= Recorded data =
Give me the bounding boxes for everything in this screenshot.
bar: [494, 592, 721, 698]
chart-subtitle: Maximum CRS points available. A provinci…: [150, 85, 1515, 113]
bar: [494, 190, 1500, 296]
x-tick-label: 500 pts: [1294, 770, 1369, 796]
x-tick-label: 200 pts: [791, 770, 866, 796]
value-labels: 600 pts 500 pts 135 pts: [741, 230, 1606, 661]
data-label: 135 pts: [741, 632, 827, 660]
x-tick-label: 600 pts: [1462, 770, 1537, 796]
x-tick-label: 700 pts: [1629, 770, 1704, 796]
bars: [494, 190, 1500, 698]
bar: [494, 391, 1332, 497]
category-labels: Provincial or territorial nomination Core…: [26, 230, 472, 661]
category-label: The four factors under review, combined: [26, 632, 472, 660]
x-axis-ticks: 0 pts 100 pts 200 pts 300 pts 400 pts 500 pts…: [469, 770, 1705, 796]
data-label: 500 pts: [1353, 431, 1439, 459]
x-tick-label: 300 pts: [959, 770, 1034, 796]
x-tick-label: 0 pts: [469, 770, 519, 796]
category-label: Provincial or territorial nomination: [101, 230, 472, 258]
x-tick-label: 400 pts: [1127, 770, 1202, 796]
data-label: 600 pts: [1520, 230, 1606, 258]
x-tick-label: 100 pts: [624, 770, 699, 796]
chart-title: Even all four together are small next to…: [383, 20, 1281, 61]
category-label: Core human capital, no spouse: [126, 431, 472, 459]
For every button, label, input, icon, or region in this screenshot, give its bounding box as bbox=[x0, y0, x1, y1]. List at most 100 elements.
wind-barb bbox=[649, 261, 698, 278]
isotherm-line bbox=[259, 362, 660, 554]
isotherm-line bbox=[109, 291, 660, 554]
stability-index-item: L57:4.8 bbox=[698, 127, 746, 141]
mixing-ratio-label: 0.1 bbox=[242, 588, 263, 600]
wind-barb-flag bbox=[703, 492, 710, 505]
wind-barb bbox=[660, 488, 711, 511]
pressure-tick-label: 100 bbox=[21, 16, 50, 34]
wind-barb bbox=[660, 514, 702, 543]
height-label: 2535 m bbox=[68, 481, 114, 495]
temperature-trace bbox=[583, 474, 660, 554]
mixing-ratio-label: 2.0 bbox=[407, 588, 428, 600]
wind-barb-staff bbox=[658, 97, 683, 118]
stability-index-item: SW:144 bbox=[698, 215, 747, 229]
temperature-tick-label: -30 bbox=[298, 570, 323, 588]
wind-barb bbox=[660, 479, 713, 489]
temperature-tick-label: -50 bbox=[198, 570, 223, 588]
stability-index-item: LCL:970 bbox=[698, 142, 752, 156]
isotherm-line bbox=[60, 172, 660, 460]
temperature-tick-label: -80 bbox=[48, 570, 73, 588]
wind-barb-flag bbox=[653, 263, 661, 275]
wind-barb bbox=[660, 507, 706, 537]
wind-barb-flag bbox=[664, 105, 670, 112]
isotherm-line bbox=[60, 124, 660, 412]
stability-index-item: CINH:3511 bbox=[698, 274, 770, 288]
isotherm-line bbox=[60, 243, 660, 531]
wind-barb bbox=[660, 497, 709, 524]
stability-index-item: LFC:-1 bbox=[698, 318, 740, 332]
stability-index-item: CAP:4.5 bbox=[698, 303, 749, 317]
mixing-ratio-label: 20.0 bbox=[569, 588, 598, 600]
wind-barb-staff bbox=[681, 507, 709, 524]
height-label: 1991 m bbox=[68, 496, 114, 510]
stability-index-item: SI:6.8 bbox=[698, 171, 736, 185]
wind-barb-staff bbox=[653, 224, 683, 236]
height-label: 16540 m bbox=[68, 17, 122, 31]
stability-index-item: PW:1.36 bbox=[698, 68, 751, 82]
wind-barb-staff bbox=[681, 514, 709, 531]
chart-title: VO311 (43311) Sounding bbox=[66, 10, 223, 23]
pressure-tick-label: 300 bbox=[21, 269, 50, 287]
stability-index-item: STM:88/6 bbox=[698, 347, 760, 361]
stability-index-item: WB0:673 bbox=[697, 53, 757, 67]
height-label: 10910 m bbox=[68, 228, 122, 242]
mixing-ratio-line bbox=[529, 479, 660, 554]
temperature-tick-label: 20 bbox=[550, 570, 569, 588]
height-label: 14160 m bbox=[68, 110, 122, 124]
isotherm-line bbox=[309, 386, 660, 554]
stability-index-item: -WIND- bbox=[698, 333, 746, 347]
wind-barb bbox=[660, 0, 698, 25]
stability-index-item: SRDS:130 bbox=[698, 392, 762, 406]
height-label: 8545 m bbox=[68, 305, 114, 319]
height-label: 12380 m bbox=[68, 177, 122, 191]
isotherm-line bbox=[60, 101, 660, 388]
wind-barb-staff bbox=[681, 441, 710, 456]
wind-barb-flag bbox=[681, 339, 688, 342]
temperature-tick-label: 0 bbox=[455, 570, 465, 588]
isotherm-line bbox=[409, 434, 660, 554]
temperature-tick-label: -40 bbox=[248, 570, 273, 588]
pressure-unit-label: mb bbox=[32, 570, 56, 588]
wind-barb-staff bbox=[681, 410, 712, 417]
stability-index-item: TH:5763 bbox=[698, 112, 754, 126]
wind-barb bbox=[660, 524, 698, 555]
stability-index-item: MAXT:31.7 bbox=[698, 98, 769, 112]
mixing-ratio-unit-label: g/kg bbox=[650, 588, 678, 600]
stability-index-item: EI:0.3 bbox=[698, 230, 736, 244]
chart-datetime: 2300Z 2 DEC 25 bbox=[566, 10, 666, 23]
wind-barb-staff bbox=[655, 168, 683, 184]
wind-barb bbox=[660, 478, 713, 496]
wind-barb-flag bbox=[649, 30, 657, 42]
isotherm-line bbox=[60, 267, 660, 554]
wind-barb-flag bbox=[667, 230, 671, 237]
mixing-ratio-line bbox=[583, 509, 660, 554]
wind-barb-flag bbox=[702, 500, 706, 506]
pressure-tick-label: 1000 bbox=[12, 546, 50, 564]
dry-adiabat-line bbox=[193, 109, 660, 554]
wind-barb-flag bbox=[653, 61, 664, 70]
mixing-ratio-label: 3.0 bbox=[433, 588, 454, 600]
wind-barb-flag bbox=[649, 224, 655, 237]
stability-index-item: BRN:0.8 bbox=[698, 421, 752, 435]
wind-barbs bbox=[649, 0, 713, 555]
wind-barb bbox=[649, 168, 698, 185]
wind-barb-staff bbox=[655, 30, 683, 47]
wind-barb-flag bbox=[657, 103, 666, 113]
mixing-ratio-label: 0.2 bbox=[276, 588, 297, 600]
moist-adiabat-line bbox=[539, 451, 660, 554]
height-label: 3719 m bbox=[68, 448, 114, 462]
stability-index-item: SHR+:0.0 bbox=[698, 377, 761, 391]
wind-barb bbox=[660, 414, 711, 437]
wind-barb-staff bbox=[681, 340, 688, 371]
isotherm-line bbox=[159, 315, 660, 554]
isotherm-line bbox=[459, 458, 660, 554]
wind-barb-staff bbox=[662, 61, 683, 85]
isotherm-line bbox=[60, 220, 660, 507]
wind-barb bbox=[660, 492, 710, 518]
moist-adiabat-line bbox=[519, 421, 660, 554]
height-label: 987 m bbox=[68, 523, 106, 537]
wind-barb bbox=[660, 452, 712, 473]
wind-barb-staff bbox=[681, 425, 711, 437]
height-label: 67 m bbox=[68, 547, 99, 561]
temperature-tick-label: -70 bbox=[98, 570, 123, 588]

= PROBLEM TO SOLVE =
Copy the entries verbatim from the first line through the line containing "bar: [494, 391, 1332, 497]", including both ends.

= IN RESPONSE =
Give me the bounding boxes for everything in this screenshot.
bar: [494, 592, 721, 698]
chart-subtitle: Maximum CRS points available. A provinci…: [150, 85, 1515, 113]
bar: [494, 190, 1500, 296]
x-tick-label: 500 pts: [1294, 770, 1369, 796]
x-tick-label: 200 pts: [791, 770, 866, 796]
value-labels: 600 pts 500 pts 135 pts: [741, 230, 1606, 661]
data-label: 135 pts: [741, 632, 827, 660]
x-tick-label: 600 pts: [1462, 770, 1537, 796]
x-tick-label: 700 pts: [1629, 770, 1704, 796]
bars: [494, 190, 1500, 698]
bar: [494, 391, 1332, 497]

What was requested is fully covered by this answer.